Starting the API Server
# Start server (default: http://127.0.0.1:8000)
qal serve
# Custom host and port
qal serve --host 0.0.0.0 --port 8080
# Development mode with auto-reload
qal serve --reload
Installation
Install with API support:
pip install "quran-ayah-lookup[api]"
Or install dependencies separately:
pip install fastapi uvicorn[standard]
API Documentation
Once the server is running, access the interactive documentation:
- Swagger UI: http://127.0.0.1:8000/docs
- ReDoc: http://127.0.0.1:8000/redoc
Available Endpoints
GET /verses/{surah}/{ayah}- Get a specific verseGET /surahs/{surah}- Get surah informationGET /surahs/{surah}/verses- Get all verses in a surahGET /search?query={text}- Search for versesGET /fuzzy-search?query={text}&threshold={0.7}- Fuzzy searchGET /sliding-window?query={text}&threshold={80.0}- Multi-ayah sliding window searchGET /smart-search?query={text}- Smart search (auto-selects method)GET /stats- Database statisticsGET /health- Health check
Quick API Example
# Get a verse
curl http://127.0.0.1:8000/verses/1/1
# Search (URL-encoded)
curl "http://127.0.0.1:8000/search?query=%D8%A7%D9%84%D9%84%D9%87&limit=5"
# Fuzzy search
curl "http://127.0.0.1:8000/fuzzy-search?query=%D8%A8%D8%B3%D9%85%20%D8%A7%D9%84%D9%84%D9%87&threshold=0.8"
# Sliding window search
curl "http://127.0.0.1:8000/sliding-window?query=%D8%A7%D9%84%D8%B1%D8%AD%D9%85%D9%86%20%D8%B9%D9%84%D9%85%20%D8%A7%D9%84%D9%82%D8%B1%D8%A7%D9%86&threshold=80.0"
# Smart search
curl "http://127.0.0.1:8000/smart-search?query=%D8%A7%D9%84%D8%B1%D8%AD%D9%85%D9%86%20%D8%A7%D9%84%D8%B1%D8%AD%D9%8A%D9%85"
# Get stats
curl http://127.0.0.1:8000/stats
Using Python:
import requests
# Get verse
response = requests.get("http://127.0.0.1:8000/verses/1/1")
verse = response.json()
# Search
response = requests.get("http://127.0.0.1:8000/search",
params={"query": "الله", "limit": 5})
results = response.json()
# Fuzzy search
response = requests.get("http://127.0.0.1:8000/fuzzy-search",
params={"query": "بسم الله", "threshold": 0.8})
fuzzy_results = response.json()
# Sliding window search
response = requests.get("http://127.0.0.1:8000/sliding-window",
params={"query": "الرحمن علم القران", "threshold": 80.0})
sliding_results = response.json()
# Smart search
response = requests.get("http://127.0.0.1:8000/smart-search",
params={"query": "الرحمن الرحيم"})
smart_result = response.json()
print(f"Used {smart_result['method']} search")
For complete API documentation, see docs/api.md.

DATASET EXCERPTS:
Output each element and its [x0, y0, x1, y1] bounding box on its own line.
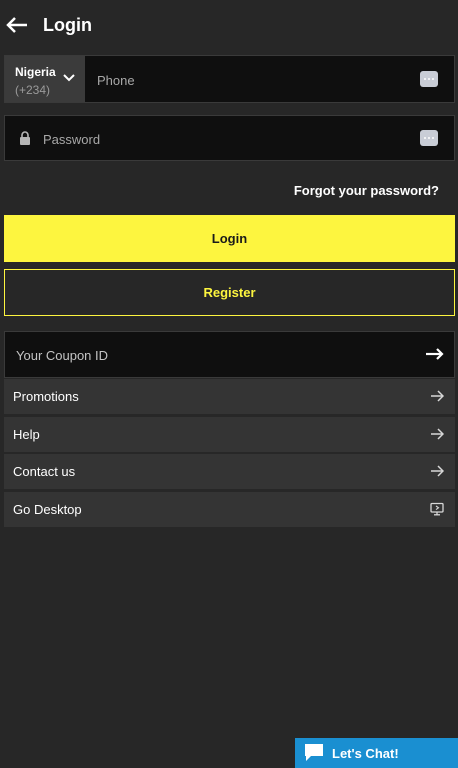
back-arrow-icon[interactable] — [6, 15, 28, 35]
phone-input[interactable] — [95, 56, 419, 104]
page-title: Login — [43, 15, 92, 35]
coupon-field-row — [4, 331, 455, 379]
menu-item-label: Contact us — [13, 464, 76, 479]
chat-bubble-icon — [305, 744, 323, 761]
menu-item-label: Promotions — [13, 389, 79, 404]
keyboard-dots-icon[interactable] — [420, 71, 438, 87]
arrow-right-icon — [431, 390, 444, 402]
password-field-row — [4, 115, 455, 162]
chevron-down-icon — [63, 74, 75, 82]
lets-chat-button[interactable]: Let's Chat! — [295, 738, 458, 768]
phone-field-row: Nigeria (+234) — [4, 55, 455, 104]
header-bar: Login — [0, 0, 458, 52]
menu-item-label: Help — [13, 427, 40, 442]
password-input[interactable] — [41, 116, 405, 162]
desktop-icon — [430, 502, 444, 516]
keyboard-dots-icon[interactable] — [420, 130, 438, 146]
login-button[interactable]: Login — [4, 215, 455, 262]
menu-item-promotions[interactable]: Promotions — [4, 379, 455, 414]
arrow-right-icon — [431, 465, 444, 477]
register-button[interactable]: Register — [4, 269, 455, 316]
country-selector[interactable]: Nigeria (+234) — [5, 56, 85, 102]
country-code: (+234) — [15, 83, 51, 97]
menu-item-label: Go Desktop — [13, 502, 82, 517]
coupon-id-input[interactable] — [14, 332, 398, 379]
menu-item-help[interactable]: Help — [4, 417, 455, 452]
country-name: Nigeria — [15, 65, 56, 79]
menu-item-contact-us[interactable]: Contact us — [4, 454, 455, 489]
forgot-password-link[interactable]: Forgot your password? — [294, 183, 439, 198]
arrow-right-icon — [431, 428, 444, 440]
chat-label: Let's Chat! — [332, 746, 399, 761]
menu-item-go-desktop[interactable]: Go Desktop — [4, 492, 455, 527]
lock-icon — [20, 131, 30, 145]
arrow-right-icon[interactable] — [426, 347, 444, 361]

* * *

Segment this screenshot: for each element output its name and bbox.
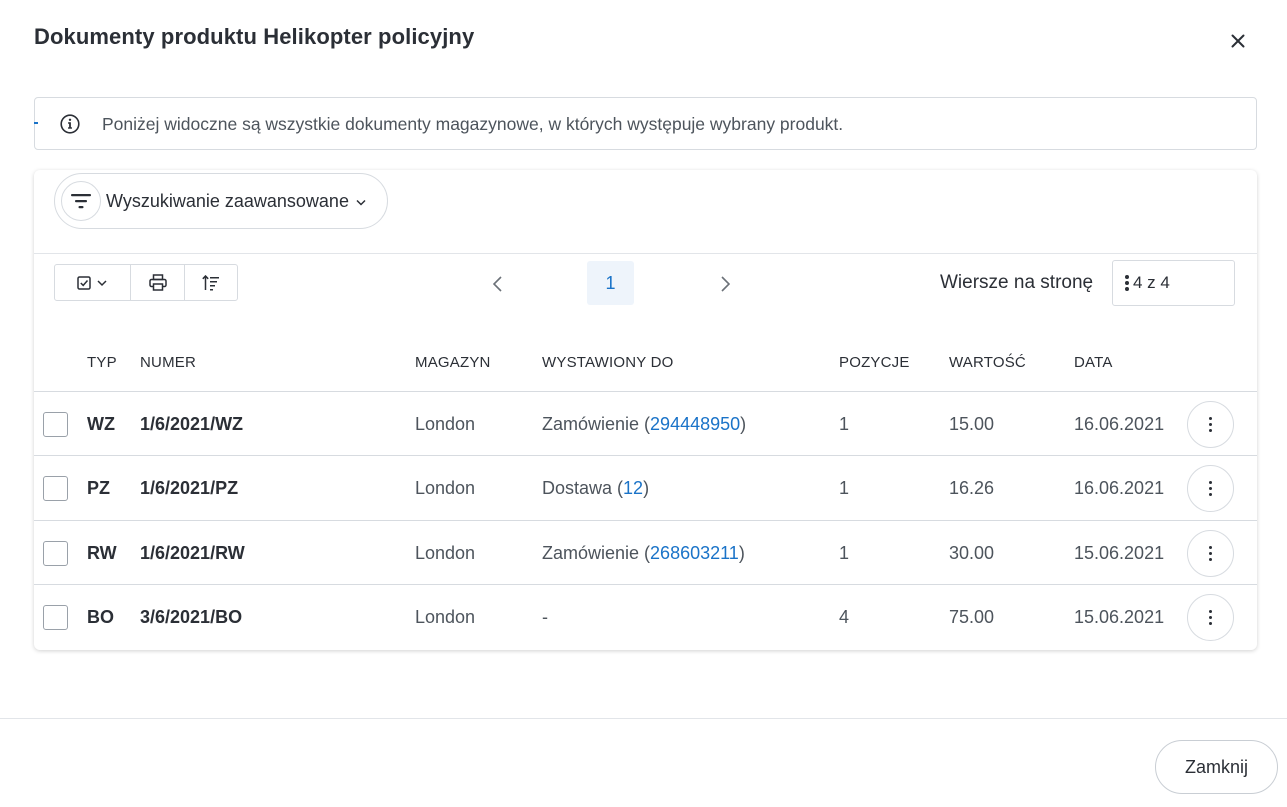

OBJECTIVE A:
Answer these from the API guide:
(i) Which command runs the server in development mode with auto-reload?
(ii) At what address is the Swagger UI documentation available?
(iii) In the Python search example, what value is given for "limit"?
OBJECTIVE B: Write the next part of the API guide, starting after its final line.
Nothing asked here concerns the records.

WRITTEN REPLY A:
(i) qal serve --reload
(ii) http://127.0.0.1:8000/docs
(iii) 5

WRITTEN REPLY B:
Performance
Search Performance Benchmarks
Sliding Window Search (Multi-Ayah):
- Old Algorithm: ~11,150ms per query (11.15 seconds)
- New Algorithm: ~54ms per query
- Speedup: 207x faster! 🚀
Cache Impact:
- With Cache: ~54ms average (recommended)
- Without Cache: ~69ms average
- Cache Speedup: ~28% faster
O(1) Lookup Performance
O(1) lookup (1000x): 0.0006s
O(n) lookup (1000x): 0.5725s
Speedup: 956x faster! 🚀
Database Structure
- 6,348 total verses (6,236 original + 112 Basmalas)
- 114 surahs with chapter-based organization
- Hashmap-based storage for O(1) access
- Smart Basmala handling for surahs 2-114 (except At-Tawbah)
- Pre-computed cache for optimal sliding window performance
API Reference
Core Functions
# Verse lookup
verse = qal.get_verse(surah_number, ayah_number)
db[surah_number][ayah_number] # Direct O(1) access
# Surah/Chapter access
surah = qal.get_surah(surah_number)
surah[ayah_number] # O(1) verse access
len(surah) # Verse count
surah.has_basmala() # Check for Basmala
# Search and utility
results = qal.search_text(query, normalized=True)
fuzzy_results = qal.fuzzy_search(query, threshold=0.7, max_results=10)
verses = qal.get_surah_verses(surah_number)
normalized = qal.normalize_arabic_text(text)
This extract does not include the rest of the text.